(Extracted records)
^^^^^^^^^^^^^^^^

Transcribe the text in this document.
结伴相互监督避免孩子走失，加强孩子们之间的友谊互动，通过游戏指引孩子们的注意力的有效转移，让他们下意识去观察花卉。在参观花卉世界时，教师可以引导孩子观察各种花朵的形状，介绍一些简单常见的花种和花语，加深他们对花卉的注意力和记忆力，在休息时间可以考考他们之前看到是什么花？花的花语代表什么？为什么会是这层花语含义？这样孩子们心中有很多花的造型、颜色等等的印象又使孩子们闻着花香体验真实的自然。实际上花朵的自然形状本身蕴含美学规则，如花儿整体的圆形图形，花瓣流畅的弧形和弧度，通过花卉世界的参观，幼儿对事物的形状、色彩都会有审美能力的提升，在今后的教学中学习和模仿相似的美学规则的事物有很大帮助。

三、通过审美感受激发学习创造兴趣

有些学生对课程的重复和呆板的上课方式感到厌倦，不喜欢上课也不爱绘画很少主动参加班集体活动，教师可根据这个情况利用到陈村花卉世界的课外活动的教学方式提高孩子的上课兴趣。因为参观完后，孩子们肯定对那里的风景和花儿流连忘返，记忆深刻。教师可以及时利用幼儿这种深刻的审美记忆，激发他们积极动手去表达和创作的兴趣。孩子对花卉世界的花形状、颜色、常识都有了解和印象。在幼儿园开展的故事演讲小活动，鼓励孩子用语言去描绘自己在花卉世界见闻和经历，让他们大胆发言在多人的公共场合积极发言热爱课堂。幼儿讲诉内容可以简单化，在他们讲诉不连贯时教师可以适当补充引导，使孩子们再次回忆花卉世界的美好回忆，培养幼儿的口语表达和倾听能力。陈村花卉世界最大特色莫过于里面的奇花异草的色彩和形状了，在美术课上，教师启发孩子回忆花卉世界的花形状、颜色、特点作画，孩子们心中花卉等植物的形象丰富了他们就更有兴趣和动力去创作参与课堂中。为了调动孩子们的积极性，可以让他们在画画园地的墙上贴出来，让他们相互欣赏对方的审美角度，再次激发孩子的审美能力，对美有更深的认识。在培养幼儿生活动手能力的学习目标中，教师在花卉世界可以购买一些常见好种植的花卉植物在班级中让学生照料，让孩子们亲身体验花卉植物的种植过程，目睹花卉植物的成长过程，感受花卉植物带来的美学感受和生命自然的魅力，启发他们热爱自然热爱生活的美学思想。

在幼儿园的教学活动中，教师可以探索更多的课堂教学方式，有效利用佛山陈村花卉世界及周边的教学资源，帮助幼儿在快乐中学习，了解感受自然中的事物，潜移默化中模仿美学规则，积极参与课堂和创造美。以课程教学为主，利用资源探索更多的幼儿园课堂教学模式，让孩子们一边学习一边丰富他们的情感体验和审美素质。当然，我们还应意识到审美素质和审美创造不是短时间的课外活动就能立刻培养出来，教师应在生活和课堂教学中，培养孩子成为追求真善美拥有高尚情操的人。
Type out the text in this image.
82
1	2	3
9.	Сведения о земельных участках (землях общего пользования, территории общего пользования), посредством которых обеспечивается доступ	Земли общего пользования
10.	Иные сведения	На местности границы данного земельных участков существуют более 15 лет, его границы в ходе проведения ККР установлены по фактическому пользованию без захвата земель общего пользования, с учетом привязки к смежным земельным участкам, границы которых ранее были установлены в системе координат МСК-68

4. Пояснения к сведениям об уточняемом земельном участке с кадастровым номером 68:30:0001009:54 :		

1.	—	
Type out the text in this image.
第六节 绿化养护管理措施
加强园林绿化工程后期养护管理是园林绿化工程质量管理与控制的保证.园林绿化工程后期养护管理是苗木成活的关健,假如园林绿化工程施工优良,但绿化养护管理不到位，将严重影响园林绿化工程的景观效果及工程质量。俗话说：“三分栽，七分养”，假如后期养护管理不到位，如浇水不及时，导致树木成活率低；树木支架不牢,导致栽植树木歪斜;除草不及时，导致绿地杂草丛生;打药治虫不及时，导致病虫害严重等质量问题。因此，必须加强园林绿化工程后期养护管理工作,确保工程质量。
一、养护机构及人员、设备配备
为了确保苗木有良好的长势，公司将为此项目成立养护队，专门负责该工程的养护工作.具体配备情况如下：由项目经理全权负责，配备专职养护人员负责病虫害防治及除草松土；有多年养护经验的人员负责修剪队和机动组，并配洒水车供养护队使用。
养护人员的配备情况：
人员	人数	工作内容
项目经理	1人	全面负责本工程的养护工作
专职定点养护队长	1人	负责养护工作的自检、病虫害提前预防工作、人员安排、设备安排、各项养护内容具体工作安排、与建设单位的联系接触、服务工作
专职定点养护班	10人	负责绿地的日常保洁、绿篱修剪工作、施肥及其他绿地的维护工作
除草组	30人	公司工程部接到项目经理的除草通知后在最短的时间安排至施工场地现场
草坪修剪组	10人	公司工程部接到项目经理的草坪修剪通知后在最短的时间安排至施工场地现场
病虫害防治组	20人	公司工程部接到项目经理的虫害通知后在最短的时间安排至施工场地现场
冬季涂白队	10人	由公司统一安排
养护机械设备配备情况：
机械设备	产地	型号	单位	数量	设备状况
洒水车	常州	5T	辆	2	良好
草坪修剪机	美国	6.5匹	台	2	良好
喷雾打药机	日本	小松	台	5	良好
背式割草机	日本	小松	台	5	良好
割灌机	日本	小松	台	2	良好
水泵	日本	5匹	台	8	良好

^^^^^^^^^^^^^^^^

Please give back all of the records exactly as written.

Transcribe the text in this document.
结伴相互监督避免孩子走失，加强孩子们之间的友谊互动，通过游戏指引孩子们的注意力的有效转移，让他们下意识去观察花卉。在参观花卉世界时，教师可以引导孩子观察各种花朵的形状，介绍一些简单常见的花种和花语，加深他们对花卉的注意力和记忆力，在休息时间可以考考他们之前看到是什么花？花的花语代表什么？为什么会是这层花语含义？这样孩子们心中有很多花的造型、颜色等等的印象又使孩子们闻着花香体验真实的自然。实际上花朵的自然形状本身蕴含美学规则，如花儿整体的圆形图形，花瓣流畅的弧形和弧度，通过花卉世界的参观，幼儿对事物的形状、色彩都会有审美能力的提升，在今后的教学中学习和模仿相似的美学规则的事物有很大帮助。

三、通过审美感受激发学习创造兴趣

有些学生对课程的重复和呆板的上课方式感到厌倦，不喜欢上课也不爱绘画很少主动参加班集体活动，教师可根据这个情况利用到陈村花卉世界的课外活动的教学方式提高孩子的上课兴趣。因为参观完后，孩子们肯定对那里的风景和花儿流连忘返，记忆深刻。教师可以及时利用幼儿这种深刻的审美记忆，激发他们积极动手去表达和创作的兴趣。孩子对花卉世界的花形状、颜色、常识都有了解和印象。在幼儿园开展的故事演讲小活动，鼓励孩子用语言去描绘自己在花卉世界见闻和经历，让他们大胆发言在多人的公共场合积极发言热爱课堂。幼儿讲诉内容可以简单化，在他们讲诉不连贯时教师可以适当补充引导，使孩子们再次回忆花卉世界的美好回忆，培养幼儿的口语表达和倾听能力。陈村花卉世界最大特色莫过于里面的奇花异草的色彩和形状了，在美术课上，教师启发孩子回忆花卉世界的花形状、颜色、特点作画，孩子们心中花卉等植物的形象丰富了他们就更有兴趣和动力去创作参与课堂中。为了调动孩子们的积极性，可以让他们在画画园地的墙上贴出来，让他们相互欣赏对方的审美角度，再次激发孩子的审美能力，对美有更深的认识。在培养幼儿生活动手能力的学习目标中，教师在花卉世界可以购买一些常见好种植的花卉植物在班级中让学生照料，让孩子们亲身体验花卉植物的种植过程，目睹花卉植物的成长过程，感受花卉植物带来的美学感受和生命自然的魅力，启发他们热爱自然热爱生活的美学思想。

在幼儿园的教学活动中，教师可以探索更多的课堂教学方式，有效利用佛山陈村花卉世界及周边的教学资源，帮助幼儿在快乐中学习，了解感受自然中的事物，潜移默化中模仿美学规则，积极参与课堂和创造美。以课程教学为主，利用资源探索更多的幼儿园课堂教学模式，让孩子们一边学习一边丰富他们的情感体验和审美素质。当然，我们还应意识到审美素质和审美创造不是短时间的课外活动就能立刻培养出来，教师应在生活和课堂教学中，培养孩子成为追求真善美拥有高尚情操的人。
Type out the text in this image.
82
1	2	3
9.	Сведения о земельных участках (землях общего пользования, территории общего пользования), посредством которых обеспечивается доступ	Земли общего пользования
10.	Иные сведения	На местности границы данного земельных участков существуют более 15 лет, его границы в ходе проведения ККР установлены по фактическому пользованию без захвата земель общего пользования, с учетом привязки к смежным земельным участкам, границы которых ранее были установлены в системе координат МСК-68

4. Пояснения к сведениям об уточняемом земельном участке с кадастровым номером 68:30:0001009:54 :		

1.	—	
Type out the text in this image.
第六节 绿化养护管理措施
加强园林绿化工程后期养护管理是园林绿化工程质量管理与控制的保证.园林绿化工程后期养护管理是苗木成活的关健,假如园林绿化工程施工优良,但绿化养护管理不到位，将严重影响园林绿化工程的景观效果及工程质量。俗话说：“三分栽，七分养”，假如后期养护管理不到位，如浇水不及时，导致树木成活率低；树木支架不牢,导致栽植树木歪斜;除草不及时，导致绿地杂草丛生;打药治虫不及时，导致病虫害严重等质量问题。因此，必须加强园林绿化工程后期养护管理工作,确保工程质量。
一、养护机构及人员、设备配备
为了确保苗木有良好的长势，公司将为此项目成立养护队，专门负责该工程的养护工作.具体配备情况如下：由项目经理全权负责，配备专职养护人员负责病虫害防治及除草松土；有多年养护经验的人员负责修剪队和机动组，并配洒水车供养护队使用。
养护人员的配备情况：
人员	人数	工作内容
项目经理	1人	全面负责本工程的养护工作
专职定点养护队长	1人	负责养护工作的自检、病虫害提前预防工作、人员安排、设备安排、各项养护内容具体工作安排、与建设单位的联系接触、服务工作
专职定点养护班	10人	负责绿地的日常保洁、绿篱修剪工作、施肥及其他绿地的维护工作
除草组	30人	公司工程部接到项目经理的除草通知后在最短的时间安排至施工场地现场
草坪修剪组	10人	公司工程部接到项目经理的草坪修剪通知后在最短的时间安排至施工场地现场
病虫害防治组	20人	公司工程部接到项目经理的虫害通知后在最短的时间安排至施工场地现场
冬季涂白队	10人	由公司统一安排
养护机械设备配备情况：
机械设备	产地	型号	单位	数量	设备状况
洒水车	常州	5T	辆	2	良好
草坪修剪机	美国	6.5匹	台	2	良好
喷雾打药机	日本	小松	台	5	良好
背式割草机	日本	小松	台	5	良好
割灌机	日本	小松	台	2	良好
水泵	日本	5匹	台	8	良好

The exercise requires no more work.